課題の内容 →
以下の抜粋テキストのうち、「電子部品の製造装置、電子部品の製造方法、およびLED照明の製造方法」から「50℃〜260℃程度となる。」までの部分を、両端も含めて一字一句変えずに書き出してください。

抜粋テキスト →
説明

電子部品の製造装置、電子部品の製造方法、およびLED照明の製造方法

【課題】電子素子の損傷、ハンダの飛び散り、および基板の損傷を抑制して、従来よりも短時間で電子素子をプリント配線板に対してハンダ付けすることが可能な、電子部品の製造装置および電子部品の製造方法を提供する。
【解決手段】基板122Aおよび該基板上の配線パターン122Bを有するプリント配線板122に電子素子108を実装する本発明の電子部品112の製造装置100は、プリント配線板122の配線パターン122B上にハンダ104を供給する供給装置102と、ハンダ104上に電子素子108を載置する載置装置106と、電子素子108を載置したハンダ104に向けて、700nm〜1100nmの範囲内に発光中心波長を有する光をプリント配線板の裏面124側から照射するレーザ112と、を有し、光は基板122A中を透過して配線パターン122Bに到達し、配線パターン122Bを加熱してハンダ104を融解させ、電子素子108をプリント配線板122にハンダ付けすることを特徴とする。

【発明の詳細な説明】
【技術分野】
【0001】
本発明は、電子素子をプリント配線板に実装して電子部品を製造するための、電子部品の製造装置、電子部品の製造方法、および該製造方法の工程を含むLED照明の製造方法に関する。
【背景技術】
【0002】
基板およびこの基板上の配線パターンを有するプリント配線板に電子素子を実装して電子部品を得る際、電子素子をプリント配線板にハンダ付けする主流な方法は、リフロー方式である。これは、プリント配線板の表面の配線パターン上にハンダを介して電子素子を搭載し、その後プリント配線板をリフロー炉内に搬送して、リフロー炉内でプリント配線板に所定温度の熱風を吹きつけることで、ハンダペーストを融解させ、電子素子をプリント配線板にハンダ付けするものである。リフロー炉内の温度は250℃〜260℃程度となる。
【0003】
リフロー方式は上記のような高温を要するうえに、ハンダのみを加熱するものではなく、基板および電子素子の全体をも加熱してしまう。そのため、基板がゆがんで品質に影響が出る、電子素子に熱による悪影響が及ぶ、あるいは長尺基板の場合は長大なリフロー炉が必要になる、などの問題があった。電子素子への悪影響として、電子素子がLEDであった場合には、長時間リフロー炉の熱に曝されると、LED部分の蛍光剤が劣化し、その結果十分な輝度が得られないという問題もあった。
【0004】
そこで近年、レーザによってハンダを局所的に加熱して、電子素子をプリント配線板にハンダ付けする手法が注目され始めている。
【0005】
まず図4に示すように、プリント配線板422上にハンダ404を介して電子素子408を載置したのち、プリント配線板422の表面側からハンダ404に対して直接レーザにより光を照射して、ハンダを融解させ、電子素子をプリント配線板にハンダ付けする方法が知られている。

元データ →
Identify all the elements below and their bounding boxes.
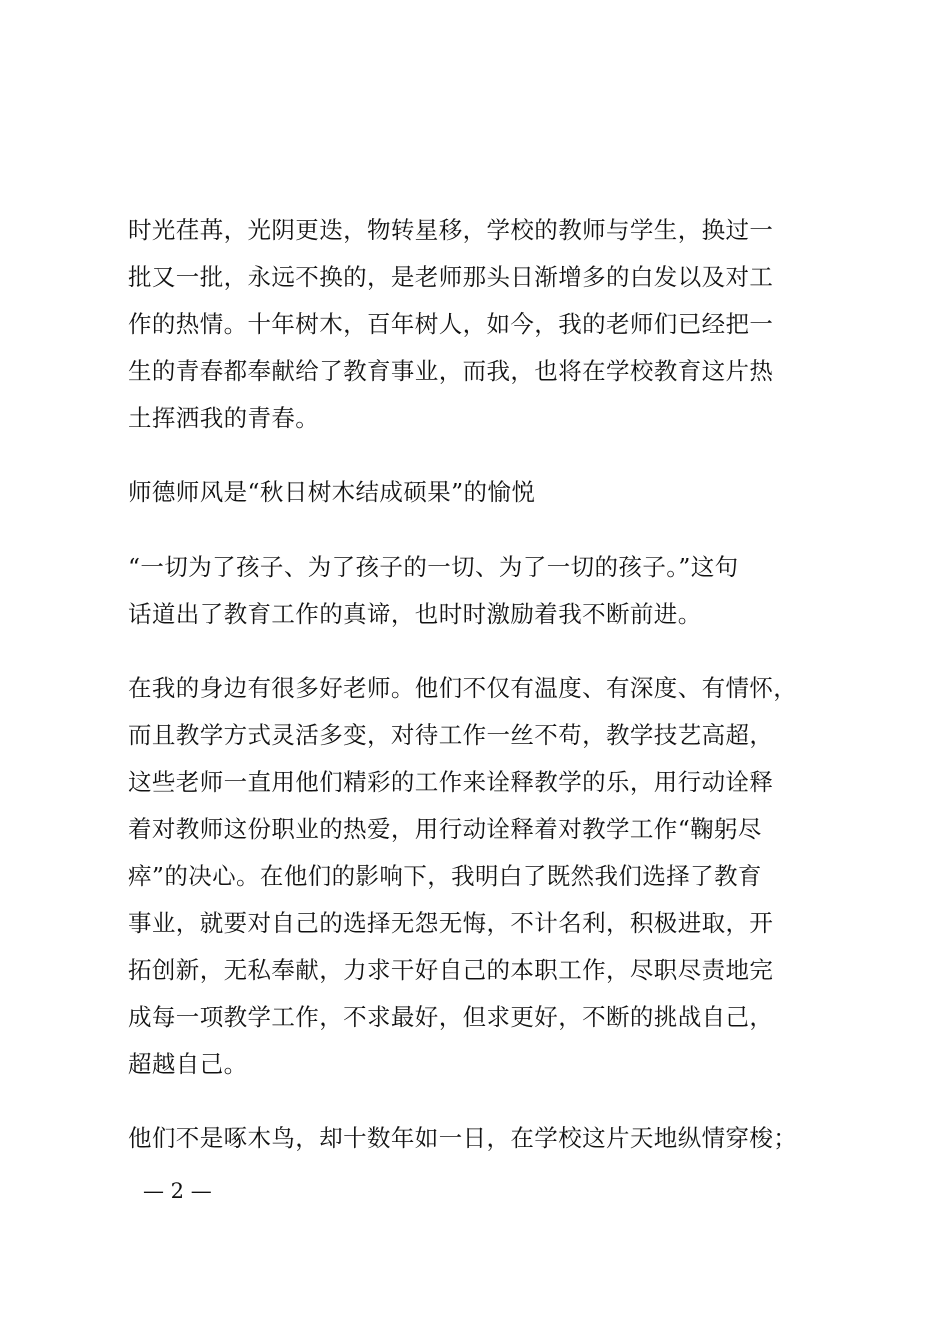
paragraph-4-line-4: 着对教师这份职业的热爱，用行动诠释着对教学工作“鞠躬尽 [128,815,762,843]
paragraph-1-line-5: 土挥洒我的青春。 [128,404,320,432]
paragraph-4-line-9: 超越自己。 [128,1050,248,1078]
paragraph-4-line-1: 在我的身边有很多好老师。他们不仅有温度、有深度、有情怀， [128,674,798,702]
paragraph-4-line-6: 事业，就要对自己的选择无怨无悔，不计名利，积极进取，开 [128,909,774,937]
paragraph-3-line-2: 话道出了教育工作的真谛，也时时激励着我不断前进。 [128,600,702,628]
paragraph-1-line-3: 作的热情。十年树木，百年树人，如今，我的老师们已经把一 [128,310,774,338]
paragraph-4-line-7: 拓创新，无私奉献，力求干好自己的本职工作，尽职尽责地完 [128,956,774,984]
paragraph-1-line-2: 批又一批，永远不换的，是老师那头日渐增多的白发以及对工 [128,263,774,291]
paragraph-4-line-3: 这些老师一直用他们精彩的工作来诠释教学的乐，用行动诠释 [128,768,774,796]
section-heading: 师德师风是“秋日树木结成硕果”的愉悦 [128,478,536,506]
paragraph-1-line-1: 时光荏苒，光阴更迭，物转星移，学校的教师与学生，换过一 [128,216,774,244]
paragraph-5-line-1: 他们不是啄木鸟，却十数年如一日，在学校这片天地纵情穿梭； [128,1124,798,1152]
paragraph-4-line-2: 而且教学方式灵活多变，对待工作一丝不苟，教学技艺高超， [128,721,774,749]
paragraph-4-line-8: 成每一项教学工作，不求最好，但求更好，不断的挑战自己， [128,1003,774,1031]
paragraph-3-line-1: “一切为了孩子、为了孩子的一切、为了一切的孩子。”这句 [128,553,739,581]
page-number: — 2 — [143,1179,212,1203]
paragraph-4-line-5: 瘁”的决心。在他们的影响下，我明白了既然我们选择了教育 [128,862,762,890]
paragraph-1-line-4: 生的青春都奉献给了教育事业，而我，也将在学校教育这片热 [128,357,774,385]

解答例 →
電子部品の製造装置、電子部品の製造方法、およびLED照明の製造方法

【課題】電子素子の損傷、ハンダの飛び散り、および基板の損傷を抑制して、従来よりも短時間で電子素子をプリント配線板に対してハンダ付けすることが可能な、電子部品の製造装置および電子部品の製造方法を提供する。
【解決手段】基板122Aおよび該基板上の配線パターン122Bを有するプリント配線板122に電子素子108を実装する本発明の電子部品112の製造装置100は、プリント配線板122の配線パターン122B上にハンダ104を供給する供給装置102と、ハンダ104上に電子素子108を載置する載置装置106と、電子素子108を載置したハンダ104に向けて、700nm〜1100nmの範囲内に発光中心波長を有する光をプリント配線板の裏面124側から照射するレーザ112と、を有し、光は基板122A中を透過して配線パターン122Bに到達し、配線パターン122Bを加熱してハンダ104を融解させ、電子素子108をプリント配線板122にハンダ付けすることを特徴とする。

【発明の詳細な説明】
【技術分野】
【0001】
本発明は、電子素子をプリント配線板に実装して電子部品を製造するための、電子部品の製造装置、電子部品の製造方法、および該製造方法の工程を含むLED照明の製造方法に関する。
【背景技術】
【0002】
基板およびこの基板上の配線パターンを有するプリント配線板に電子素子を実装して電子部品を得る際、電子素子をプリント配線板にハンダ付けする主流な方法は、リフロー方式である。これは、プリント配線板の表面の配線パターン上にハンダを介して電子素子を搭載し、その後プリント配線板をリフロー炉内に搬送して、リフロー炉内でプリント配線板に所定温度の熱風を吹きつけることで、ハンダペーストを融解させ、電子素子をプリント配線板にハンダ付けするものである。リフロー炉内の温度は250℃〜260℃程度となる。